■ AIM OF THE EXERCISE ■
Report, as a bare number, how many lines hold "Station".

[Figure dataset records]
▬▬▬▬▬▬▬▬▬▬
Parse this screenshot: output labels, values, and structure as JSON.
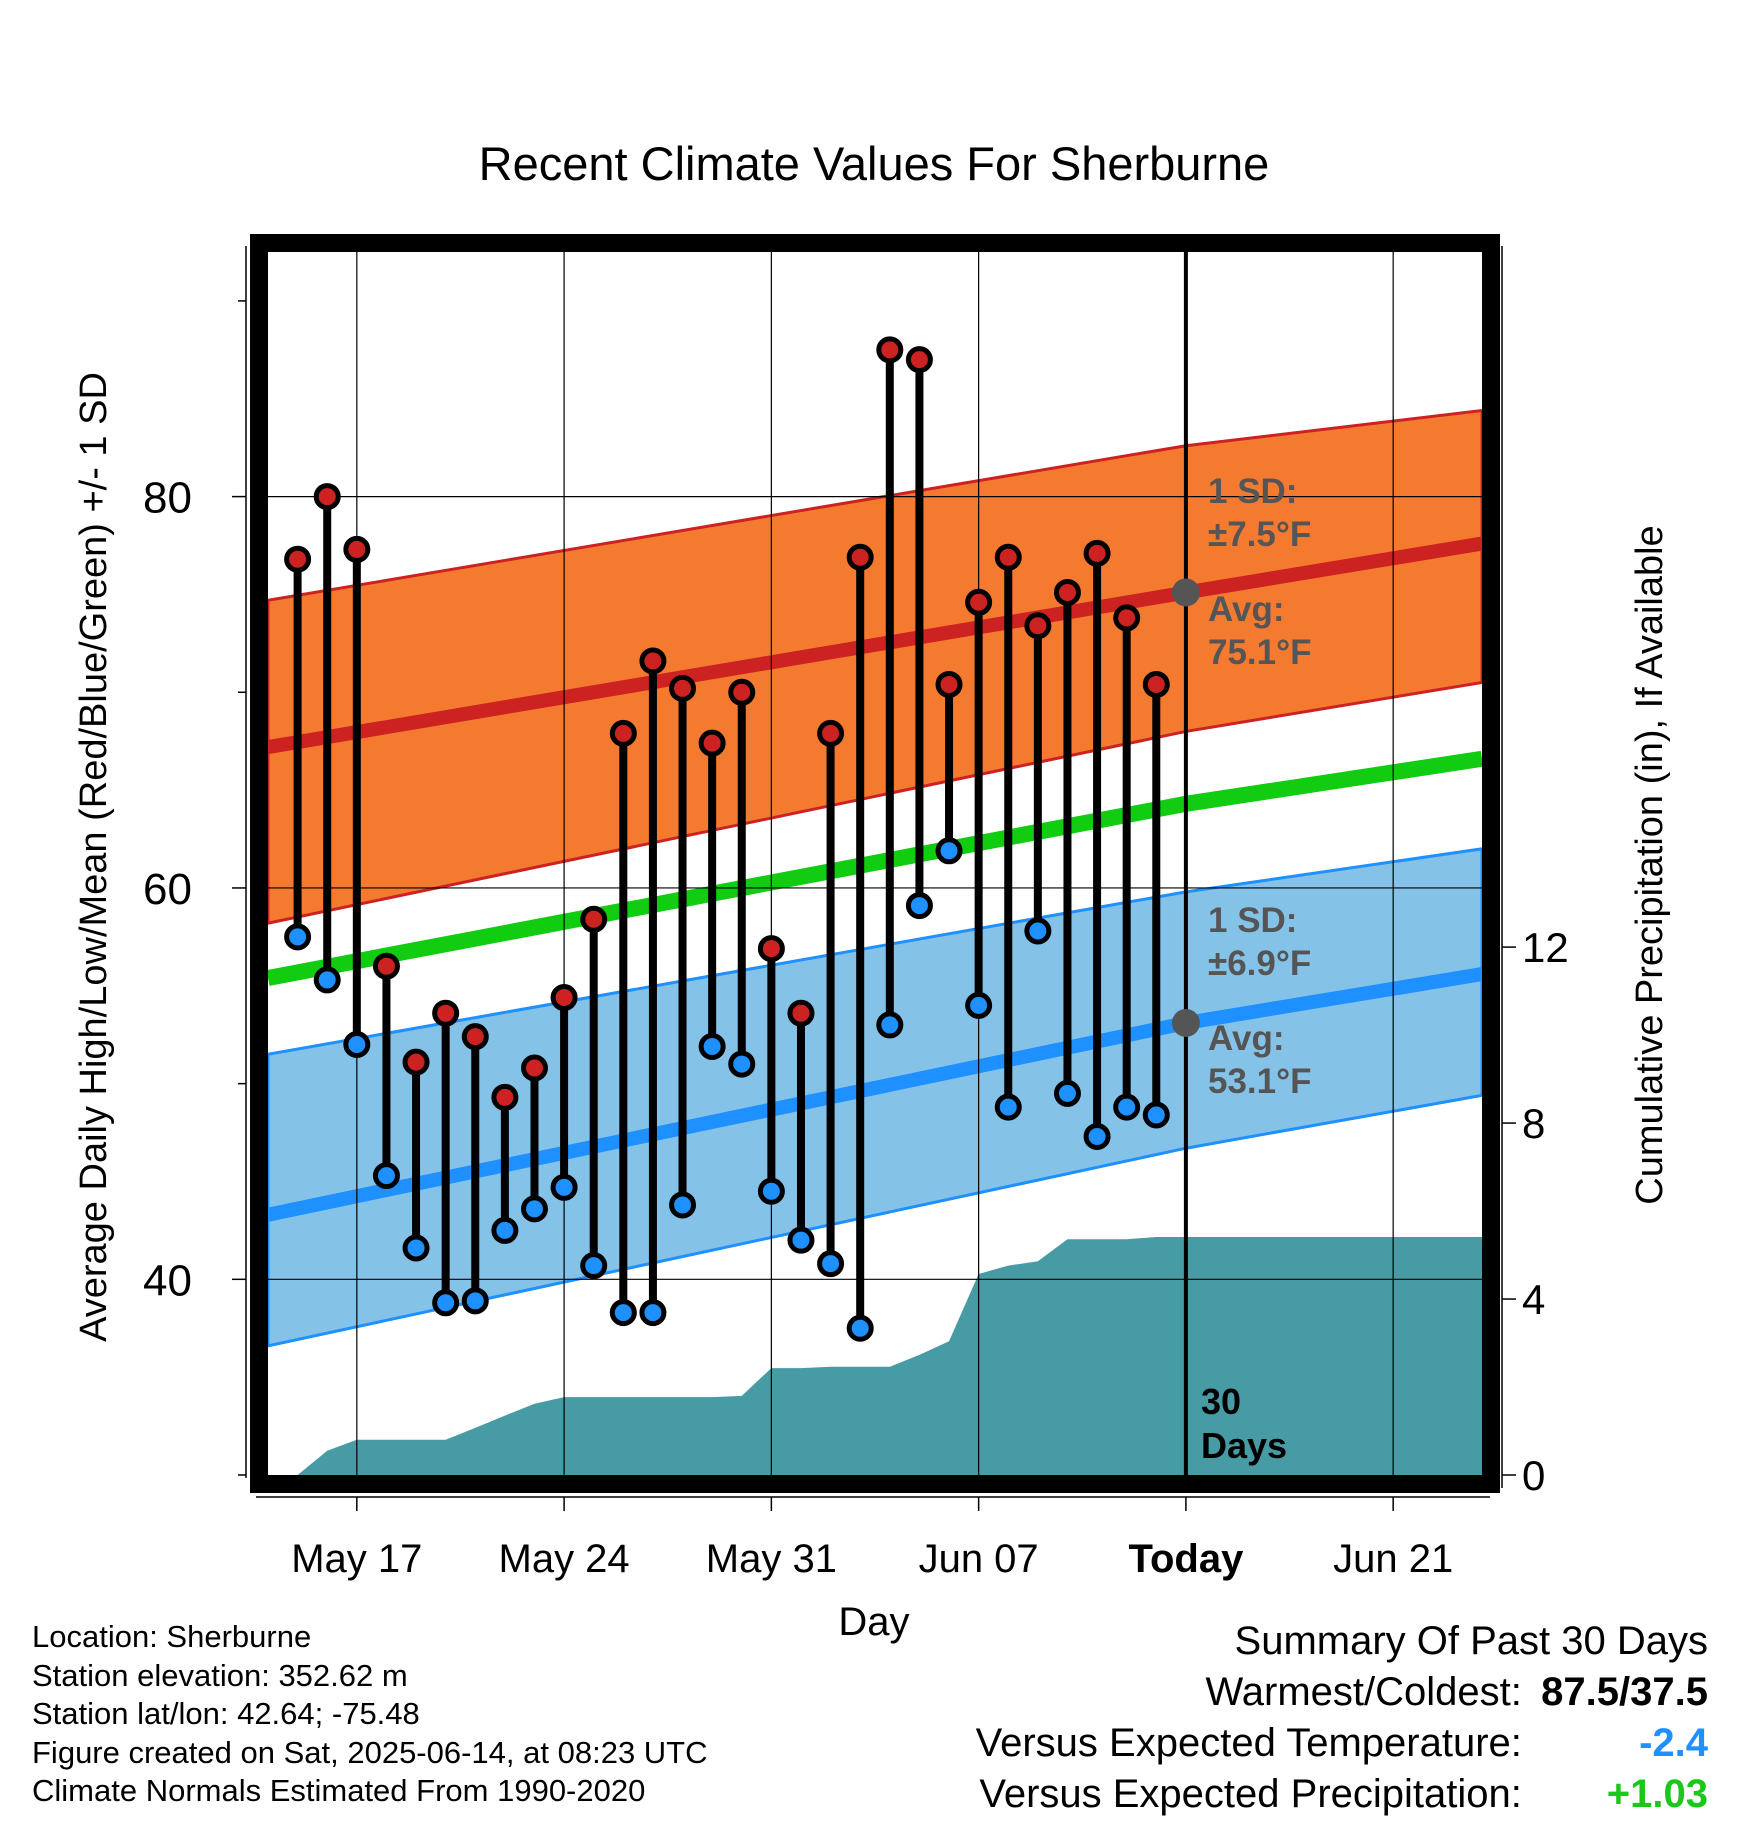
{
  "chart_data": {
    "type": "line",
    "title": "Recent Climate Values For Sherburne",
    "xlabel": "Day",
    "ylabel": "Average Daily High/Low/Mean (Red/Blue/Green) +/- 1 SD",
    "y2label": "Cumulative Precipitation (in), If Available",
    "x_tick_labels": [
      "May 17",
      "May 24",
      "May 31",
      "Jun 07",
      "Today",
      "Jun 21"
    ],
    "x_tick_dates": [
      "2025-05-17",
      "2025-05-24",
      "2025-05-31",
      "2025-06-07",
      "2025-06-14",
      "2025-06-21"
    ],
    "today": "2025-06-14",
    "xlim": [
      "2025-05-14",
      "2025-06-24"
    ],
    "ylim": [
      30,
      92.5
    ],
    "y_ticks": [
      40,
      60,
      80
    ],
    "y2lim": [
      0,
      27.8
    ],
    "y2_ticks": [
      0,
      4,
      8,
      12
    ],
    "grid": true,
    "colors": {
      "high": "#cc2222",
      "low": "#1e90ff",
      "mean": "#11cc11",
      "high_band": "#f47a30",
      "low_band": "#85c2e8",
      "precip": "#479ba4",
      "avg_marker": "#555555"
    },
    "normals": {
      "dates": [
        "2025-05-14",
        "2025-06-14",
        "2025-06-24"
      ],
      "high_mean": [
        67.2,
        75.1,
        77.6
      ],
      "high_upper": [
        74.7,
        82.6,
        84.4
      ],
      "high_lower": [
        58.2,
        68.0,
        70.5
      ],
      "low_mean": [
        43.3,
        53.1,
        55.6
      ],
      "low_upper": [
        51.5,
        59.8,
        62.0
      ],
      "low_lower": [
        36.6,
        46.7,
        49.4
      ],
      "avg_mean": [
        55.4,
        64.3,
        66.6
      ]
    },
    "series": [
      {
        "name": "High",
        "x": [
          "2025-05-15",
          "2025-05-16",
          "2025-05-17",
          "2025-05-18",
          "2025-05-19",
          "2025-05-20",
          "2025-05-21",
          "2025-05-22",
          "2025-05-23",
          "2025-05-24",
          "2025-05-25",
          "2025-05-26",
          "2025-05-27",
          "2025-05-28",
          "2025-05-29",
          "2025-05-30",
          "2025-05-31",
          "2025-06-01",
          "2025-06-02",
          "2025-06-03",
          "2025-06-04",
          "2025-06-05",
          "2025-06-06",
          "2025-06-07",
          "2025-06-08",
          "2025-06-09",
          "2025-06-10",
          "2025-06-11",
          "2025-06-12",
          "2025-06-13"
        ],
        "values": [
          76.8,
          80.0,
          77.3,
          56.0,
          51.1,
          53.6,
          52.4,
          49.3,
          50.8,
          54.4,
          58.4,
          67.9,
          71.6,
          70.2,
          67.4,
          70.0,
          56.9,
          53.6,
          67.9,
          76.9,
          87.5,
          87.0,
          70.4,
          74.6,
          76.9,
          73.4,
          75.1,
          77.1,
          73.8,
          70.4
        ]
      },
      {
        "name": "Low",
        "x": [
          "2025-05-15",
          "2025-05-16",
          "2025-05-17",
          "2025-05-18",
          "2025-05-19",
          "2025-05-20",
          "2025-05-21",
          "2025-05-22",
          "2025-05-23",
          "2025-05-24",
          "2025-05-25",
          "2025-05-26",
          "2025-05-27",
          "2025-05-28",
          "2025-05-29",
          "2025-05-30",
          "2025-05-31",
          "2025-06-01",
          "2025-06-02",
          "2025-06-03",
          "2025-06-04",
          "2025-06-05",
          "2025-06-06",
          "2025-06-07",
          "2025-06-08",
          "2025-06-09",
          "2025-06-10",
          "2025-06-11",
          "2025-06-12",
          "2025-06-13"
        ],
        "values": [
          57.5,
          55.3,
          52.0,
          45.3,
          41.6,
          38.8,
          38.9,
          42.5,
          43.6,
          44.7,
          40.7,
          38.3,
          38.3,
          43.8,
          51.9,
          51.0,
          44.5,
          42.0,
          40.8,
          37.5,
          53.0,
          59.1,
          61.9,
          54.0,
          48.8,
          57.8,
          49.5,
          47.3,
          48.8,
          48.4
        ]
      }
    ],
    "precipitation": {
      "x": [
        "2025-05-15",
        "2025-05-16",
        "2025-05-17",
        "2025-05-18",
        "2025-05-19",
        "2025-05-20",
        "2025-05-21",
        "2025-05-22",
        "2025-05-23",
        "2025-05-24",
        "2025-05-25",
        "2025-05-26",
        "2025-05-27",
        "2025-05-28",
        "2025-05-29",
        "2025-05-30",
        "2025-05-31",
        "2025-06-01",
        "2025-06-02",
        "2025-06-03",
        "2025-06-04",
        "2025-06-05",
        "2025-06-06",
        "2025-06-07",
        "2025-06-08",
        "2025-06-09",
        "2025-06-10",
        "2025-06-11",
        "2025-06-12",
        "2025-06-13",
        "2025-06-14",
        "2025-06-24"
      ],
      "values": [
        0.0,
        0.55,
        0.8,
        0.8,
        0.8,
        0.8,
        1.07,
        1.35,
        1.62,
        1.77,
        1.77,
        1.77,
        1.77,
        1.77,
        1.77,
        1.8,
        2.43,
        2.43,
        2.46,
        2.46,
        2.46,
        2.73,
        3.04,
        4.57,
        4.76,
        4.86,
        5.36,
        5.36,
        5.36,
        5.41,
        5.41,
        5.41
      ]
    },
    "annotations": {
      "high_sd": "1 SD:",
      "high_sd_value": "±7.5°F",
      "high_avg": "Avg:",
      "high_avg_value": "75.1°F",
      "low_sd": "1 SD:",
      "low_sd_value": "±6.9°F",
      "low_avg": "Avg:",
      "low_avg_value": "53.1°F",
      "days_count": "30",
      "days_label": "Days"
    }
  },
  "info": {
    "location": "Location: Sherburne",
    "elevation": "Station elevation: 352.62 m",
    "latlon": "Station lat/lon: 42.64; -75.48",
    "created": "Figure created on Sat, 2025-06-14, at 08:23 UTC",
    "normals": "Climate Normals Estimated From 1990-2020"
  },
  "summary": {
    "title": "Summary Of Past 30 Days",
    "warmest_label": "Warmest/Coldest:",
    "warmest_value": "87.5/37.5",
    "temp_label": "Versus Expected Temperature:",
    "temp_value": "-2.4",
    "precip_label": "Versus Expected Precipitation:",
    "precip_value": "+1.03"
  }
}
▬▬▬▬▬▬▬▬▬▬
■ SOLVED PROBLEM ■
2